» OBJECTIVE
Reproduce the listing below without changes, except that pictures are left out.

» MATERIAL FOR THIS EXERCISE
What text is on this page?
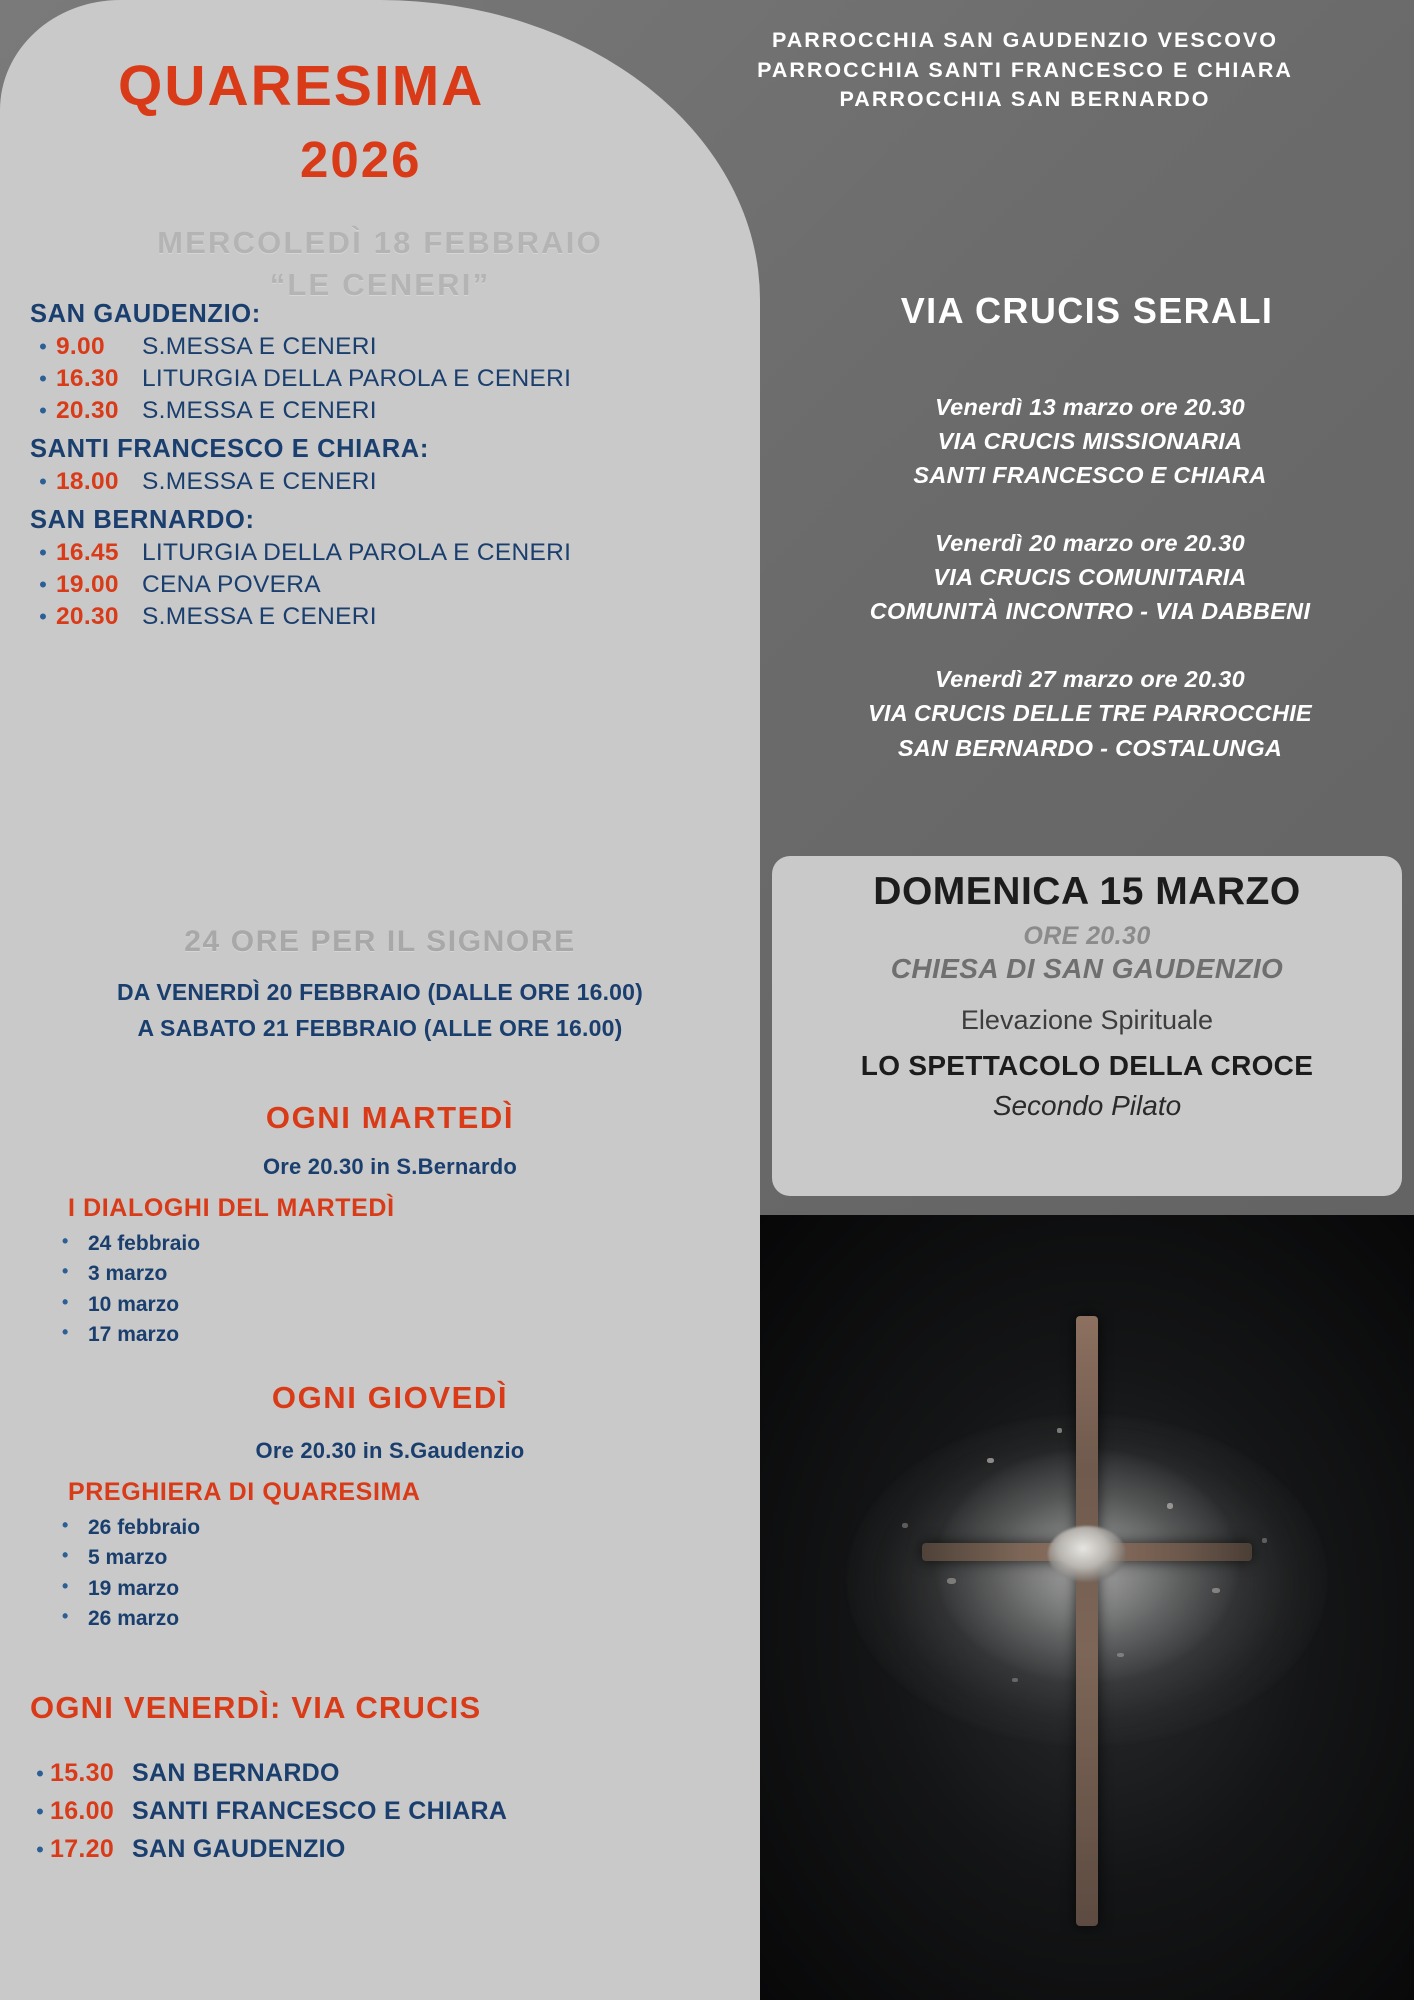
PARROCCHIA SAN GAUDENZIO VESCOVO
PARROCCHIA SANTI FRANCESCO E CHIARA
PARROCCHIA SAN BERNARDO
QUARESIMA
2026
MERCOLEDÌ 18 FEBBRAIO
“LE CENERI”
SAN GAUDENZIO:
• 9.00	S.MESSA E CENERI
• 16.30 LITURGIA DELLA PAROLA E CENERI
• 20.30 S.MESSA E CENERI
SANTI FRANCESCO E CHIARA:
• 18.00 S.MESSA E CENERI
SAN BERNARDO:
• 16.45 LITURGIA DELLA PAROLA E CENERI
• 19.00 CENA POVERA
• 20.30 S.MESSA E CENERI
24 ORE PER IL SIGNORE
DA VENERDÌ 20 FEBBRAIO (DALLE ORE 16.00)
A SABATO 21 FEBBRAIO (ALLE ORE 16.00)
OGNI MARTEDÌ
Ore 20.30 in S.Bernardo
I DIALOGHI DEL MARTEDÌ
• 24 febbraio
• 3 marzo
• 10 marzo
• 17 marzo
OGNI GIOVEDÌ
Ore 20.30 in S.Gaudenzio
PREGHIERA DI QUARESIMA
• 26 febbraio
• 5 marzo
• 19 marzo
• 26 marzo
OGNI VENERDÌ: VIA CRUCIS
• 15.30 SAN BERNARDO
• 16.00 SANTI FRANCESCO E CHIARA
• 17.20 SAN GAUDENZIO
VIA CRUCIS SERALI
Venerdì 13 marzo ore 20.30
VIA CRUCIS MISSIONARIA
SANTI FRANCESCO E CHIARA
Venerdì 20 marzo ore 20.30
VIA CRUCIS COMUNITARIA
COMUNITÀ INCONTRO - VIA DABBENI
Venerdì 27 marzo ore 20.30
VIA CRUCIS DELLE TRE PARROCCHIE
SAN BERNARDO - COSTALUNGA
DOMENICA 15 MARZO
ORE 20.30
CHIESA DI SAN GAUDENZIO
Elevazione Spirituale
LO SPETTACOLO DELLA CROCE
Secondo Pilato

» ANSWER TO THIS TASK
What text is on this page?
PARROCCHIA SAN GAUDENZIO VESCOVO
PARROCCHIA SANTI FRANCESCO E CHIARA
PARROCCHIA SAN BERNARDO
QUARESIMA
2026
MERCOLEDÌ 18 FEBBRAIO
“LE CENERI”
SAN GAUDENZIO:
• 9.00	S.MESSA E CENERI
• 16.30 LITURGIA DELLA PAROLA E CENERI
• 20.30 S.MESSA E CENERI
SANTI FRANCESCO E CHIARA:
• 18.00 S.MESSA E CENERI
SAN BERNARDO:
• 16.45 LITURGIA DELLA PAROLA E CENERI
• 19.00 CENA POVERA
• 20.30 S.MESSA E CENERI
24 ORE PER IL SIGNORE
DA VENERDÌ 20 FEBBRAIO (DALLE ORE 16.00)
A SABATO 21 FEBBRAIO (ALLE ORE 16.00)
OGNI MARTEDÌ
Ore 20.30 in S.Bernardo
I DIALOGHI DEL MARTEDÌ
• 24 febbraio
• 3 marzo
• 10 marzo
• 17 marzo
OGNI GIOVEDÌ
Ore 20.30 in S.Gaudenzio
PREGHIERA DI QUARESIMA
• 26 febbraio
• 5 marzo
• 19 marzo
• 26 marzo
OGNI VENERDÌ: VIA CRUCIS
• 15.30 SAN BERNARDO
• 16.00 SANTI FRANCESCO E CHIARA
• 17.20 SAN GAUDENZIO
VIA CRUCIS SERALI
Venerdì 13 marzo ore 20.30
VIA CRUCIS MISSIONARIA
SANTI FRANCESCO E CHIARA
Venerdì 20 marzo ore 20.30
VIA CRUCIS COMUNITARIA
COMUNITÀ INCONTRO - VIA DABBENI
Venerdì 27 marzo ore 20.30
VIA CRUCIS DELLE TRE PARROCCHIE
SAN BERNARDO - COSTALUNGA
DOMENICA 15 MARZO
ORE 20.30
CHIESA DI SAN GAUDENZIO
Elevazione Spirituale
LO SPETTACOLO DELLA CROCE
Secondo Pilato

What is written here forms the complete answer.